→ **Assignment**: Transcribe every record as it stands and set the images aside.

BEGIN Source data

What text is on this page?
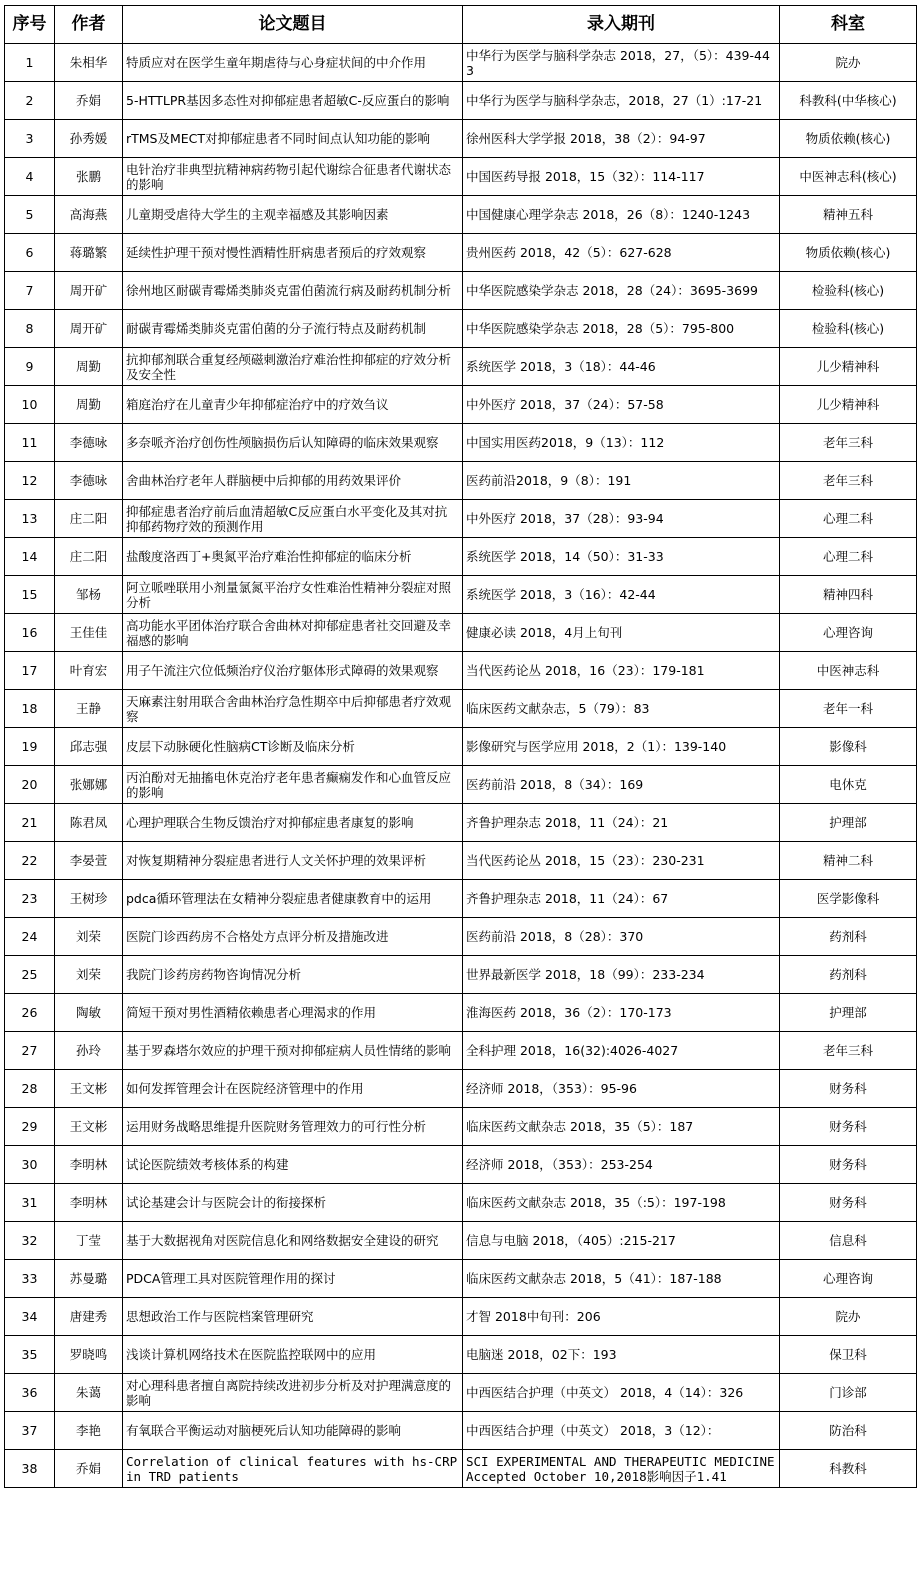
序号	作者	论文题目	录入期刊	科室
1	朱相华	特质应对在医学生童年期虐待与心身症状间的中介作用	中华行为医学与脑科学杂志 2018，27，（5）：439-443	院办
2	乔娟	5-HTTLPR基因多态性对抑郁症患者超敏C-反应蛋白的影响	中华行为医学与脑科学杂志，2018，27（1）:17-21	科教科(中华核心)
3	孙秀媛	rTMS及MECT对抑郁症患者不同时间点认知功能的影响	徐州医科大学学报 2018，38（2）：94-97	物质依赖(核心)
4	张鹏	电针治疗非典型抗精神病药物引起代谢综合征患者代谢状态的影响	中国医药导报 2018，15（32）：114-117	中医神志科(核心)
5	高海燕	儿童期受虐待大学生的主观幸福感及其影响因素	中国健康心理学杂志 2018，26（8）：1240-1243	精神五科
6	蒋璐繁	延续性护理干预对慢性酒精性肝病患者预后的疗效观察	贵州医药 2018，42（5）：627-628	物质依赖(核心)
7	周开矿	徐州地区耐碳青霉烯类肺炎克雷伯菌流行病及耐药机制分析	中华医院感染学杂志 2018，28（24）：3695-3699	检验科(核心)
8	周开矿	耐碳青霉烯类肺炎克雷伯菌的分子流行特点及耐药机制	中华医院感染学杂志 2018，28（5）：795-800	检验科(核心)
9	周勤	抗抑郁剂联合重复经颅磁刺激治疗难治性抑郁症的疗效分析及安全性	系统医学 2018，3（18）：44-46	儿少精神科
10	周勤	箱庭治疗在儿童青少年抑郁症治疗中的疗效刍议	中外医疗 2018，37（24）：57-58	儿少精神科
11	李德咏	多奈哌齐治疗创伤性颅脑损伤后认知障碍的临床效果观察	中国实用医药2018，9（13）：112	老年三科
12	李德咏	舍曲林治疗老年人群脑梗中后抑郁的用药效果评价	医药前沿2018，9（8）：191	老年三科
13	庄二阳	抑郁症患者治疗前后血清超敏C反应蛋白水平变化及其对抗抑郁药物疗效的预测作用	中外医疗 2018，37（28）：93-94	心理二科
14	庄二阳	盐酸度洛西丁+奥氮平治疗难治性抑郁症的临床分析	系统医学 2018，14（50）：31-33	心理二科
15	邹杨	阿立哌唑联用小剂量氯氮平治疗女性难治性精神分裂症对照分析	系统医学 2018，3（16）：42-44	精神四科
16	王佳佳	高功能水平团体治疗联合舍曲林对抑郁症患者社交回避及幸福感的影响	健康必读 2018，4月上旬刊	心理咨询
17	叶育宏	用子午流注穴位低频治疗仪治疗躯体形式障碍的效果观察	当代医药论丛 2018，16（23）：179-181	中医神志科
18	王静	天麻素注射用联合舍曲林治疗急性期卒中后抑郁患者疗效观察	临床医药文献杂志，5（79）：83	老年一科
19	邱志强	皮层下动脉硬化性脑病CT诊断及临床分析	影像研究与医学应用 2018，2（1）：139-140	影像科
20	张娜娜	丙泊酚对无抽搐电休克治疗老年患者癫痫发作和心血管反应的影响	医药前沿 2018，8（34）：169	电休克
21	陈君凤	心理护理联合生物反馈治疗对抑郁症患者康复的影响	齐鲁护理杂志 2018，11（24）：21	护理部
22	李晏萱	对恢复期精神分裂症患者进行人文关怀护理的效果评析	当代医药论丛 2018，15（23）：230-231	精神二科
23	王树珍	pdca循环管理法在女精神分裂症患者健康教育中的运用	齐鲁护理杂志 2018，11（24）：67	医学影像科
24	刘荣	医院门诊西药房不合格处方点评分析及措施改进	医药前沿 2018，8（28）：370	药剂科
25	刘荣	我院门诊药房药物咨询情况分析	世界最新医学 2018，18（99）：233-234	药剂科
26	陶敏	简短干预对男性酒精依赖患者心理渴求的作用	淮海医药 2018，36（2）：170-173	护理部
27	孙玲	基于罗森塔尔效应的护理干预对抑郁症病人员性情绪的影响	全科护理 2018，16(32):4026-4027	老年三科
28	王文彬	如何发挥管理会计在医院经济管理中的作用	经济师 2018，（353）：95-96	财务科
29	王文彬	运用财务战略思维提升医院财务管理效力的可行性分析	临床医药文献杂志 2018，35（5）：187	财务科
30	李明林	试论医院绩效考核体系的构建	经济师 2018，（353）：253-254	财务科
31	李明林	试论基建会计与医院会计的衔接探析	临床医药文献杂志 2018，35（:5）：197-198	财务科
32	丁莹	基于大数据视角对医院信息化和网络数据安全建设的研究	信息与电脑 2018，（405）:215-217	信息科
33	苏曼璐	PDCA管理工具对医院管理作用的探讨	临床医药文献杂志 2018，5（41）：187-188	心理咨询
34	唐建秀	思想政治工作与医院档案管理研究	才智 2018中旬刊：206	院办
35	罗晓鸣	浅谈计算机网络技术在医院监控联网中的应用	电脑迷 2018，02下：193	保卫科
36	朱蔼	对心理科患者擅自离院持续改进初步分析及对护理满意度的影响	中西医结合护理（中英文） 2018，4（14）：326	门诊部
37	李艳	有氧联合平衡运动对脑梗死后认知功能障碍的影响	中西医结合护理（中英文） 2018，3（12）：	防治科
38	乔娟	Correlation of clinical features with hs-CRP in TRD patients	SCI EXPERIMENTAL AND THERAPEUTIC MEDICINE Accepted October 10,2018影响因子1.41	科教科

END Source data

→ **Solved problem**:
What text is on this page?
序号	作者	论文题目	录入期刊	科室
1	朱相华	特质应对在医学生童年期虐待与心身症状间的中介作用	中华行为医学与脑科学杂志 2018，27，（5）：439-443	院办
2	乔娟	5-HTTLPR基因多态性对抑郁症患者超敏C-反应蛋白的影响	中华行为医学与脑科学杂志，2018，27（1）:17-21	科教科(中华核心)
3	孙秀媛	rTMS及MECT对抑郁症患者不同时间点认知功能的影响	徐州医科大学学报 2018，38（2）：94-97	物质依赖(核心)
4	张鹏	电针治疗非典型抗精神病药物引起代谢综合征患者代谢状态的影响	中国医药导报 2018，15（32）：114-117	中医神志科(核心)
5	高海燕	儿童期受虐待大学生的主观幸福感及其影响因素	中国健康心理学杂志 2018，26（8）：1240-1243	精神五科
6	蒋璐繁	延续性护理干预对慢性酒精性肝病患者预后的疗效观察	贵州医药 2018，42（5）：627-628	物质依赖(核心)
7	周开矿	徐州地区耐碳青霉烯类肺炎克雷伯菌流行病及耐药机制分析	中华医院感染学杂志 2018，28（24）：3695-3699	检验科(核心)
8	周开矿	耐碳青霉烯类肺炎克雷伯菌的分子流行特点及耐药机制	中华医院感染学杂志 2018，28（5）：795-800	检验科(核心)
9	周勤	抗抑郁剂联合重复经颅磁刺激治疗难治性抑郁症的疗效分析及安全性	系统医学 2018，3（18）：44-46	儿少精神科
10	周勤	箱庭治疗在儿童青少年抑郁症治疗中的疗效刍议	中外医疗 2018，37（24）：57-58	儿少精神科
11	李德咏	多奈哌齐治疗创伤性颅脑损伤后认知障碍的临床效果观察	中国实用医药2018，9（13）：112	老年三科
12	李德咏	舍曲林治疗老年人群脑梗中后抑郁的用药效果评价	医药前沿2018，9（8）：191	老年三科
13	庄二阳	抑郁症患者治疗前后血清超敏C反应蛋白水平变化及其对抗抑郁药物疗效的预测作用	中外医疗 2018，37（28）：93-94	心理二科
14	庄二阳	盐酸度洛西丁+奥氮平治疗难治性抑郁症的临床分析	系统医学 2018，14（50）：31-33	心理二科
15	邹杨	阿立哌唑联用小剂量氯氮平治疗女性难治性精神分裂症对照分析	系统医学 2018，3（16）：42-44	精神四科
16	王佳佳	高功能水平团体治疗联合舍曲林对抑郁症患者社交回避及幸福感的影响	健康必读 2018，4月上旬刊	心理咨询
17	叶育宏	用子午流注穴位低频治疗仪治疗躯体形式障碍的效果观察	当代医药论丛 2018，16（23）：179-181	中医神志科
18	王静	天麻素注射用联合舍曲林治疗急性期卒中后抑郁患者疗效观察	临床医药文献杂志，5（79）：83	老年一科
19	邱志强	皮层下动脉硬化性脑病CT诊断及临床分析	影像研究与医学应用 2018，2（1）：139-140	影像科
20	张娜娜	丙泊酚对无抽搐电休克治疗老年患者癫痫发作和心血管反应的影响	医药前沿 2018，8（34）：169	电休克
21	陈君凤	心理护理联合生物反馈治疗对抑郁症患者康复的影响	齐鲁护理杂志 2018，11（24）：21	护理部
22	李晏萱	对恢复期精神分裂症患者进行人文关怀护理的效果评析	当代医药论丛 2018，15（23）：230-231	精神二科
23	王树珍	pdca循环管理法在女精神分裂症患者健康教育中的运用	齐鲁护理杂志 2018，11（24）：67	医学影像科
24	刘荣	医院门诊西药房不合格处方点评分析及措施改进	医药前沿 2018，8（28）：370	药剂科
25	刘荣	我院门诊药房药物咨询情况分析	世界最新医学 2018，18（99）：233-234	药剂科
26	陶敏	简短干预对男性酒精依赖患者心理渴求的作用	淮海医药 2018，36（2）：170-173	护理部
27	孙玲	基于罗森塔尔效应的护理干预对抑郁症病人员性情绪的影响	全科护理 2018，16(32):4026-4027	老年三科
28	王文彬	如何发挥管理会计在医院经济管理中的作用	经济师 2018，（353）：95-96	财务科
29	王文彬	运用财务战略思维提升医院财务管理效力的可行性分析	临床医药文献杂志 2018，35（5）：187	财务科
30	李明林	试论医院绩效考核体系的构建	经济师 2018，（353）：253-254	财务科
31	李明林	试论基建会计与医院会计的衔接探析	临床医药文献杂志 2018，35（:5）：197-198	财务科
32	丁莹	基于大数据视角对医院信息化和网络数据安全建设的研究	信息与电脑 2018，（405）:215-217	信息科
33	苏曼璐	PDCA管理工具对医院管理作用的探讨	临床医药文献杂志 2018，5（41）：187-188	心理咨询
34	唐建秀	思想政治工作与医院档案管理研究	才智 2018中旬刊：206	院办
35	罗晓鸣	浅谈计算机网络技术在医院监控联网中的应用	电脑迷 2018，02下：193	保卫科
36	朱蔼	对心理科患者擅自离院持续改进初步分析及对护理满意度的影响	中西医结合护理（中英文） 2018，4（14）：326	门诊部
37	李艳	有氧联合平衡运动对脑梗死后认知功能障碍的影响	中西医结合护理（中英文） 2018，3（12）：	防治科
38	乔娟	Correlation of clinical features with hs-CRP in TRD patients	SCI EXPERIMENTAL AND THERAPEUTIC MEDICINE Accepted October 10,2018影响因子1.41	科教科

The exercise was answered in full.